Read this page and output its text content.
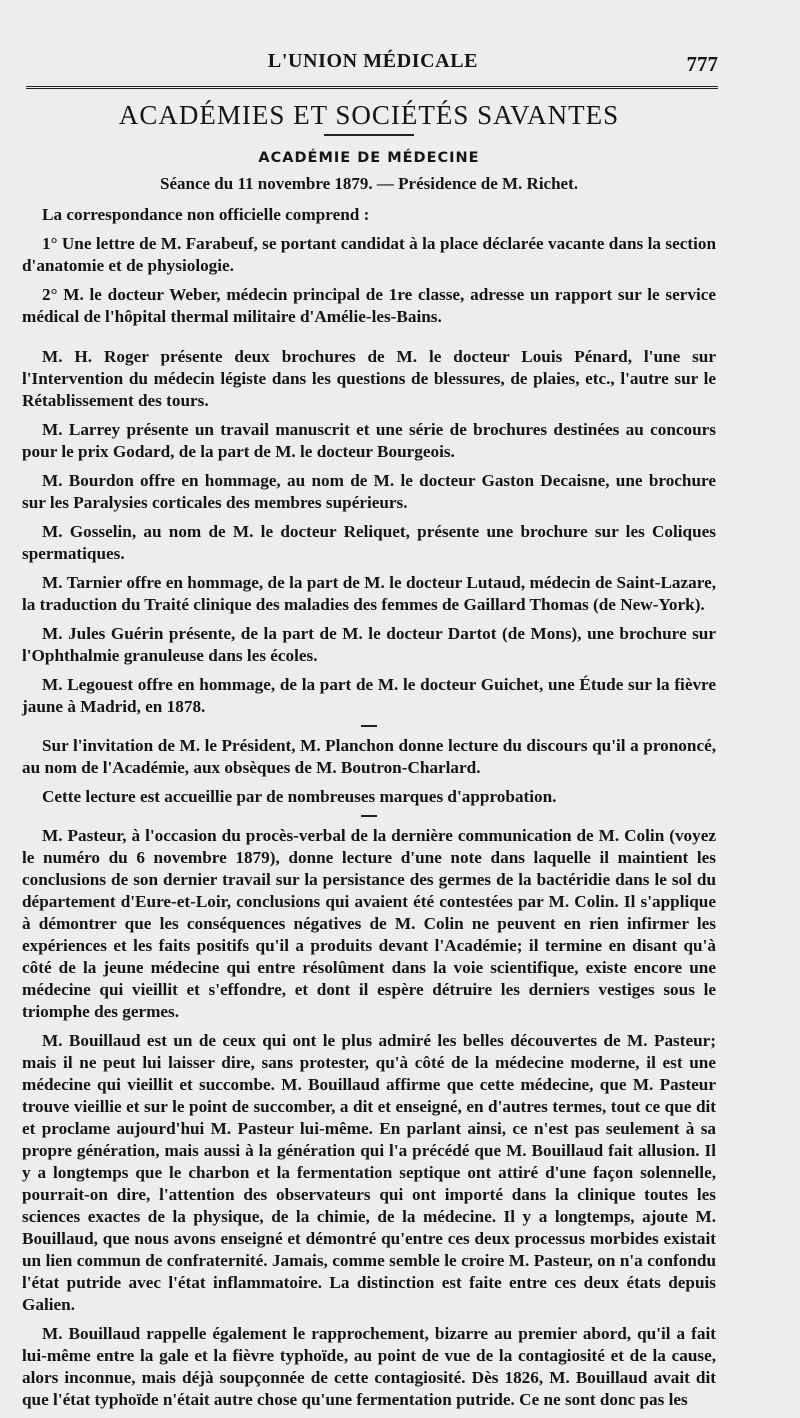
L'UNION MÉDICALE	777
ACADÉMIES ET SOCIÉTÉS SAVANTES
ACADÉMIE DE MÉDECINE
Séance du 11 novembre 1879. — Présidence de M. Richet.

La correspondance non officielle comprend :

1° Une lettre de M. Farabeuf, se portant candidat à la place déclarée vacante dans la section d'anatomie et de physiologie.

2° M. le docteur Weber, médecin principal de 1re classe, adresse un rapport sur le service médical de l'hôpital thermal militaire d'Amélie-les-Bains.

M. H. Roger présente deux brochures de M. le docteur Louis Pénard, l'une sur l'Intervention du médecin légiste dans les questions de blessures, de plaies, etc., l'autre sur le Rétablissement des tours.

M. Larrey présente un travail manuscrit et une série de brochures destinées au concours pour le prix Godard, de la part de M. le docteur Bourgeois.

M. Bourdon offre en hommage, au nom de M. le docteur Gaston Decaisne, une brochure sur les Paralysies corticales des membres supérieurs.

M. Gosselin, au nom de M. le docteur Reliquet, présente une brochure sur les Coliques spermatiques.

M. Tarnier offre en hommage, de la part de M. le docteur Lutaud, médecin de Saint-Lazare, la traduction du Traité clinique des maladies des femmes de Gaillard Thomas (de New-York).

M. Jules Guérin présente, de la part de M. le docteur Dartot (de Mons), une brochure sur l'Ophthalmie granuleuse dans les écoles.

M. Legouest offre en hommage, de la part de M. le docteur Guichet, une Étude sur la fièvre jaune à Madrid, en 1878.

Sur l'invitation de M. le Président, M. Planchon donne lecture du discours qu'il a prononcé, au nom de l'Académie, aux obsèques de M. Boutron-Charlard.

Cette lecture est accueillie par de nombreuses marques d'approbation.

M. Pasteur, à l'occasion du procès-verbal de la dernière communication de M. Colin (voyez le numéro du 6 novembre 1879), donne lecture d'une note dans laquelle il maintient les conclusions de son dernier travail sur la persistance des germes de la bactéridie dans le sol du département d'Eure-et-Loir, conclusions qui avaient été contestées par M. Colin. Il s'applique à démontrer que les conséquences négatives de M. Colin ne peuvent en rien infirmer les expériences et les faits positifs qu'il a produits devant l'Académie; il termine en disant qu'à côté de la jeune médecine qui entre résolûment dans la voie scientifique, existe encore une médecine qui vieillit et s'effondre, et dont il espère détruire les derniers vestiges sous le triomphe des germes.

M. Bouillaud est un de ceux qui ont le plus admiré les belles découvertes de M. Pasteur; mais il ne peut lui laisser dire, sans protester, qu'à côté de la médecine moderne, il est une médecine qui vieillit et succombe. M. Bouillaud affirme que cette médecine, que M. Pasteur trouve vieillie et sur le point de succomber, a dit et enseigné, en d'autres termes, tout ce que dit et proclame aujourd'hui M. Pasteur lui-même. En parlant ainsi, ce n'est pas seulement à sa propre génération, mais aussi à la génération qui l'a précédé que M. Bouillaud fait allusion. Il y a longtemps que le charbon et la fermentation septique ont attiré d'une façon solennelle, pourrait-on dire, l'attention des observateurs qui ont importé dans la clinique toutes les sciences exactes de la physique, de la chimie, de la médecine. Il y a longtemps, ajoute M. Bouillaud, que nous avons enseigné et démontré qu'entre ces deux processus morbides existait un lien commun de confraternité. Jamais, comme semble le croire M. Pasteur, on n'a confondu l'état putride avec l'état inflammatoire. La distinction est faite entre ces deux états depuis Galien.

M. Bouillaud rappelle également le rapprochement, bizarre au premier abord, qu'il a fait lui-même entre la gale et la fièvre typhoïde, au point de vue de la contagiosité et de la cause, alors inconnue, mais déjà soupçonnée de cette contagiosité. Dès 1826, M. Bouillaud avait dit que l'état typhoïde n'était autre chose qu'une fermentation putride. Ce ne sont donc pas les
• • • • •
Give only the number of lines in the preceding material that contain the string "travail".

2